→ **SHORT EXERCISE**
Your task is to filter the data below down to the lines holding "JSON".
INPUT ROWS start
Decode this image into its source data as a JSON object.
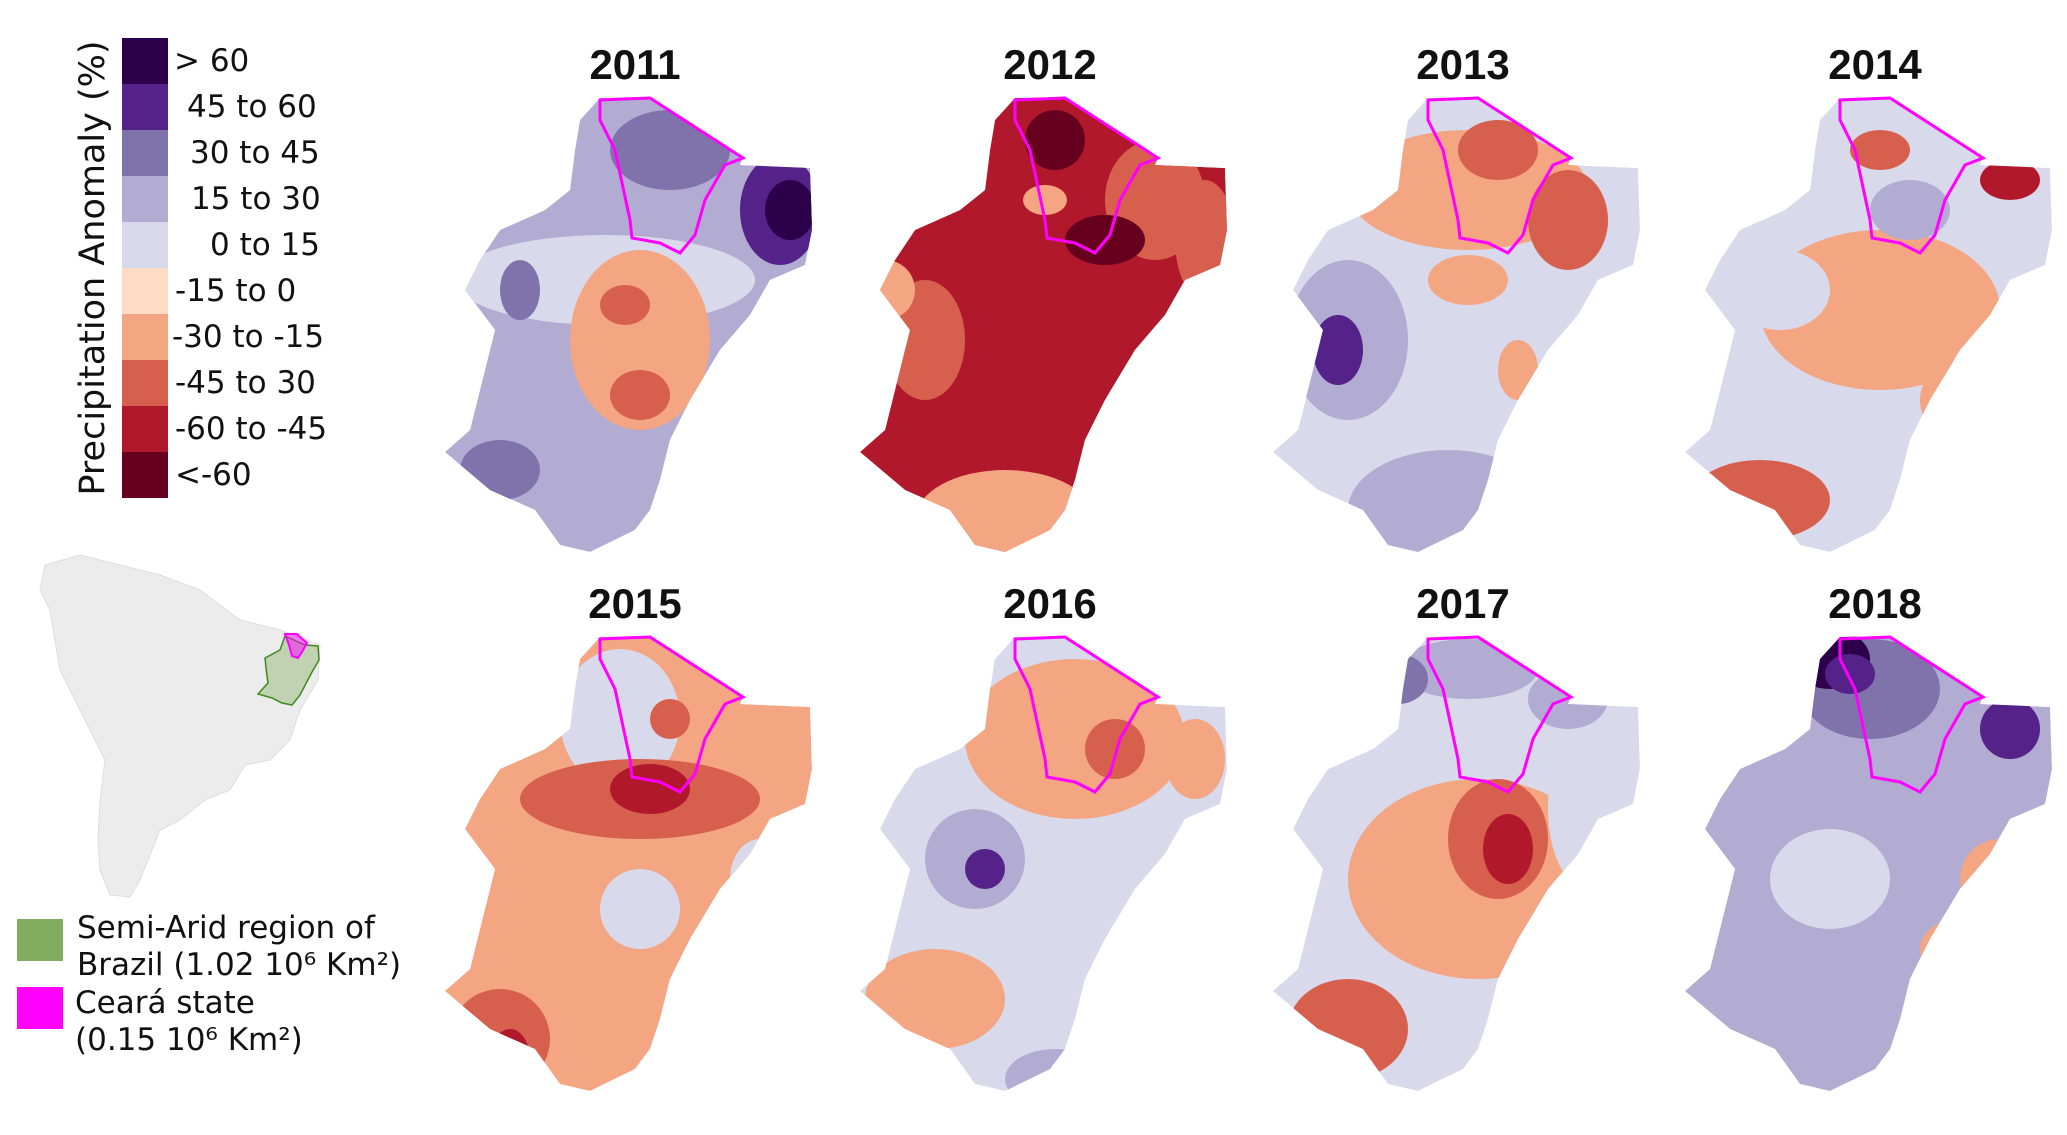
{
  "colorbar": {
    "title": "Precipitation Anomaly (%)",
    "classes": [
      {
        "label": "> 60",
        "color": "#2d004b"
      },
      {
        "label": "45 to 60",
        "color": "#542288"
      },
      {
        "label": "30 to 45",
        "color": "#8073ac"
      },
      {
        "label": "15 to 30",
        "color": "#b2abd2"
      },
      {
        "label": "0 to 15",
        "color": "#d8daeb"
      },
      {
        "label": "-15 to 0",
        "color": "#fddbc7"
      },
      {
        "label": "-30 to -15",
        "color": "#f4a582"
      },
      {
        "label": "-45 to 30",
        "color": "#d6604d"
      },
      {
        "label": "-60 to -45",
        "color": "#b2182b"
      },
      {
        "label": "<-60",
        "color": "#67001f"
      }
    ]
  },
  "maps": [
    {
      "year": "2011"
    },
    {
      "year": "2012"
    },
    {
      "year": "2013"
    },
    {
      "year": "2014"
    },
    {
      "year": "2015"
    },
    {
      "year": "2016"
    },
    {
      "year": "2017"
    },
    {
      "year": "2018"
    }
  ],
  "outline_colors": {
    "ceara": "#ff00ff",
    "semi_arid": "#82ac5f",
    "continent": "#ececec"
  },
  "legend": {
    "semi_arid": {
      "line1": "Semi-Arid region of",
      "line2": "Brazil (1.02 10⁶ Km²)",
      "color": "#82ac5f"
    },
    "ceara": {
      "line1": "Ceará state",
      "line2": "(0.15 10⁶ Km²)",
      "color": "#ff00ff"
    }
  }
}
INPUT ROWS end
INPUT ROWS start
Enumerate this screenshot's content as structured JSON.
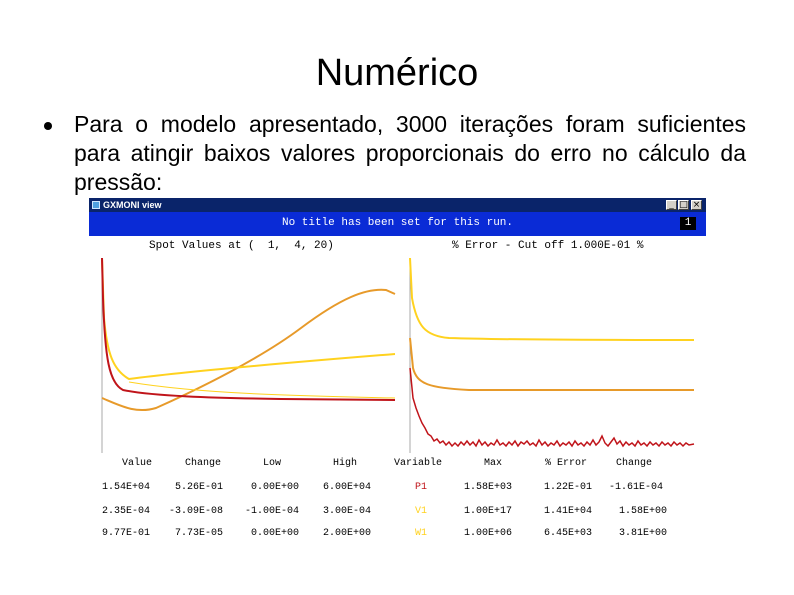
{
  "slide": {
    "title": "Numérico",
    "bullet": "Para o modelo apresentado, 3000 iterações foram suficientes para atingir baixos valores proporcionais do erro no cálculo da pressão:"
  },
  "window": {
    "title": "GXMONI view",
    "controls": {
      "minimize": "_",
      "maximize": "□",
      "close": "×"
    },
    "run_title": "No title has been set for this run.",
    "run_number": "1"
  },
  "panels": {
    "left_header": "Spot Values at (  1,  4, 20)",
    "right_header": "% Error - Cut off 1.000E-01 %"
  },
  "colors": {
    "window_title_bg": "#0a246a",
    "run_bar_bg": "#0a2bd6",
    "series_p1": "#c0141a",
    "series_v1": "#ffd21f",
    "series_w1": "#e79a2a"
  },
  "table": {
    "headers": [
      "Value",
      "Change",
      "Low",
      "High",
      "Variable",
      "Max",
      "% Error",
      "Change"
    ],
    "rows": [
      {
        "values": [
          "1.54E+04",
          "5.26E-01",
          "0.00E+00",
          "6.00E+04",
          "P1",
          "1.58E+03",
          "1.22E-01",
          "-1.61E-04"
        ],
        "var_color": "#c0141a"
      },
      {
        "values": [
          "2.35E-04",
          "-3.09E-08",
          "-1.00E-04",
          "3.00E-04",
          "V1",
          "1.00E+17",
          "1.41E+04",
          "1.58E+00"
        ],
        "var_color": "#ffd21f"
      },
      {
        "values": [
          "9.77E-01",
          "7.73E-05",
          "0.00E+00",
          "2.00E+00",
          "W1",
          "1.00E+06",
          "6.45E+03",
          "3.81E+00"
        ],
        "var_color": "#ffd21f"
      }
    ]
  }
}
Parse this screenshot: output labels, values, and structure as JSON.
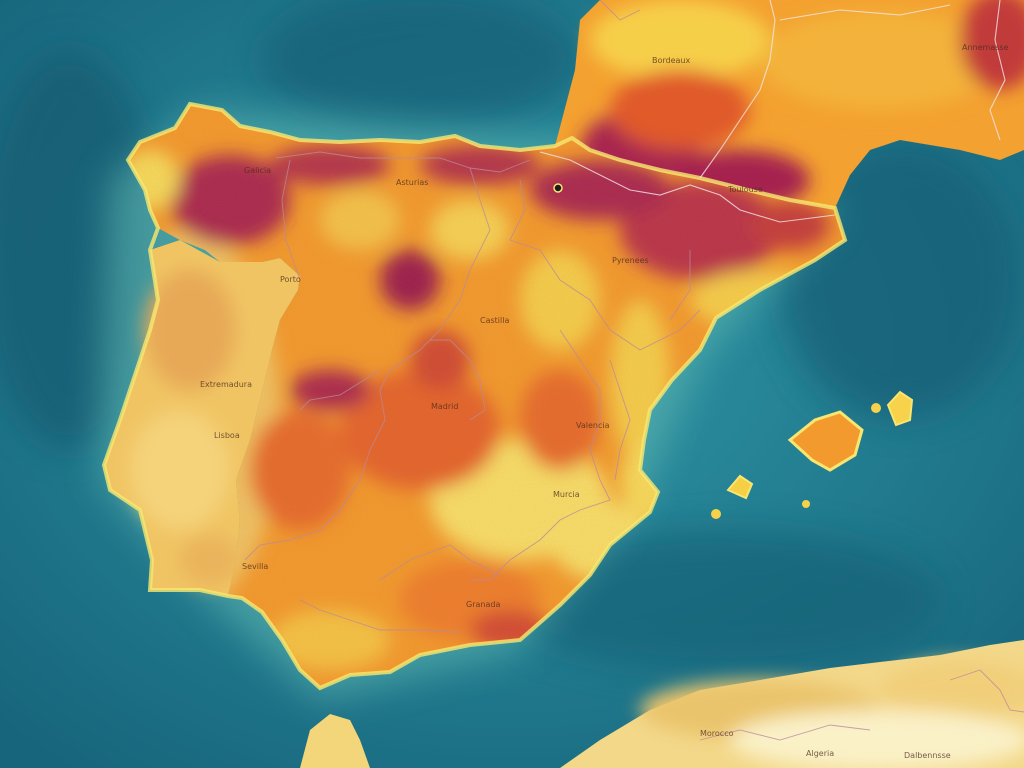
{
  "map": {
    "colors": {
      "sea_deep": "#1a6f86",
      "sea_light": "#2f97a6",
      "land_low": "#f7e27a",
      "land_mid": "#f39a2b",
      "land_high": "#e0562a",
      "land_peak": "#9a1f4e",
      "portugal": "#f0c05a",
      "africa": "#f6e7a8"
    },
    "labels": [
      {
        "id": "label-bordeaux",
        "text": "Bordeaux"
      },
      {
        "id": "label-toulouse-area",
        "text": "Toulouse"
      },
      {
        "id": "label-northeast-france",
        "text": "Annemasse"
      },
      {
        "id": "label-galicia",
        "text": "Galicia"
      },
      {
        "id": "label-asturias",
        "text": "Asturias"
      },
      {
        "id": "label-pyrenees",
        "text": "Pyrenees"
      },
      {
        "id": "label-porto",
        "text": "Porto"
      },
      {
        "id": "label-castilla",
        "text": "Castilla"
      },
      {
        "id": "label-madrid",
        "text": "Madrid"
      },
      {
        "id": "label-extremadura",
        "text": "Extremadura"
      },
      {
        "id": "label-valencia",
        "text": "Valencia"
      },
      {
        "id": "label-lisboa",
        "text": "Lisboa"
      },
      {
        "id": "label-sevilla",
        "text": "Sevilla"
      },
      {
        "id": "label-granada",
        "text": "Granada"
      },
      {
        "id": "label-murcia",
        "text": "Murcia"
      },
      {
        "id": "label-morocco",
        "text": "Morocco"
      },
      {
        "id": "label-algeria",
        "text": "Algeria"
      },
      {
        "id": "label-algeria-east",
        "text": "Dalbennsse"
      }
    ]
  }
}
INPUT ROWS end
→ **EXERCISE RESULT**
Decode this image into its source data as a JSON object.
Enumerate this screenshot's content as structured JSON.
Parse this screenshot: output labels, values, and structure as JSON.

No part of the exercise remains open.